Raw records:
###

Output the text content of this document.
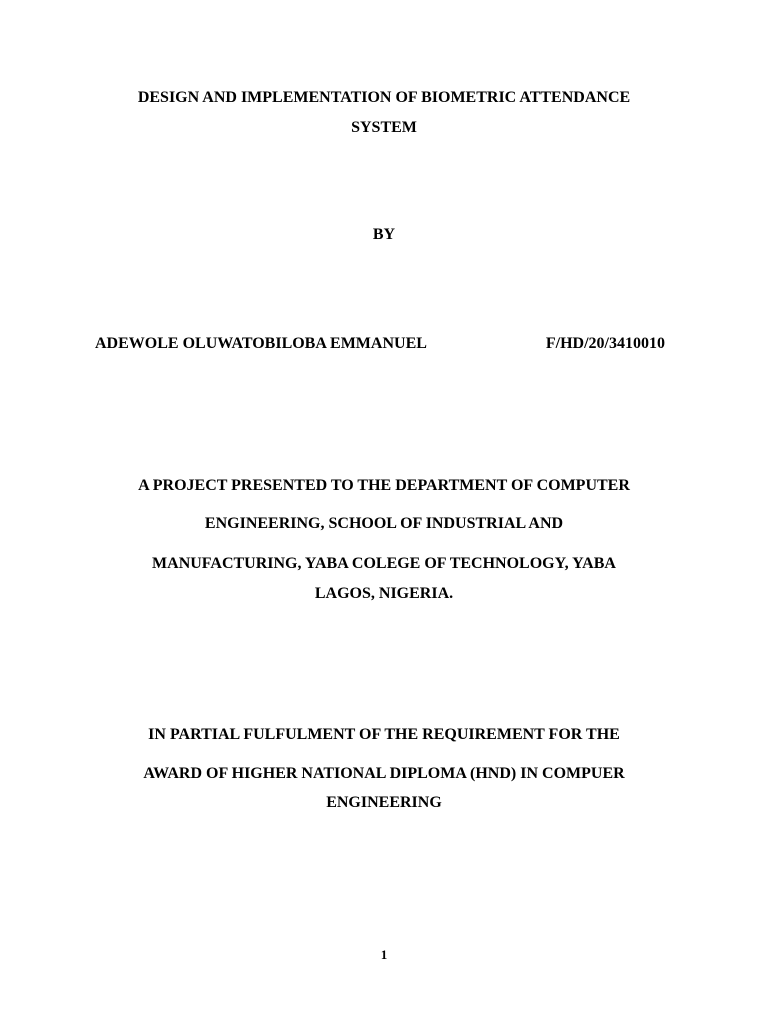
DESIGN AND IMPLEMENTATION OF BIOMETRIC ATTENDANCE
SYSTEM
BY
ADEWOLE OLUWATOBILOBA EMMANUEL	F/HD/20/3410010
A PROJECT PRESENTED TO THE DEPARTMENT OF COMPUTER
ENGINEERING, SCHOOL OF INDUSTRIAL AND
MANUFACTURING, YABA COLEGE OF TECHNOLOGY, YABA
LAGOS, NIGERIA.
IN PARTIAL FULFULMENT OF THE REQUIREMENT FOR THE
AWARD OF HIGHER NATIONAL DIPLOMA (HND) IN COMPUER
ENGINEERING
1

###

Your task.
Select and copy each line from the data that includes the word "ENGINEERING".

Answer.
ENGINEERING, SCHOOL OF INDUSTRIAL AND
ENGINEERING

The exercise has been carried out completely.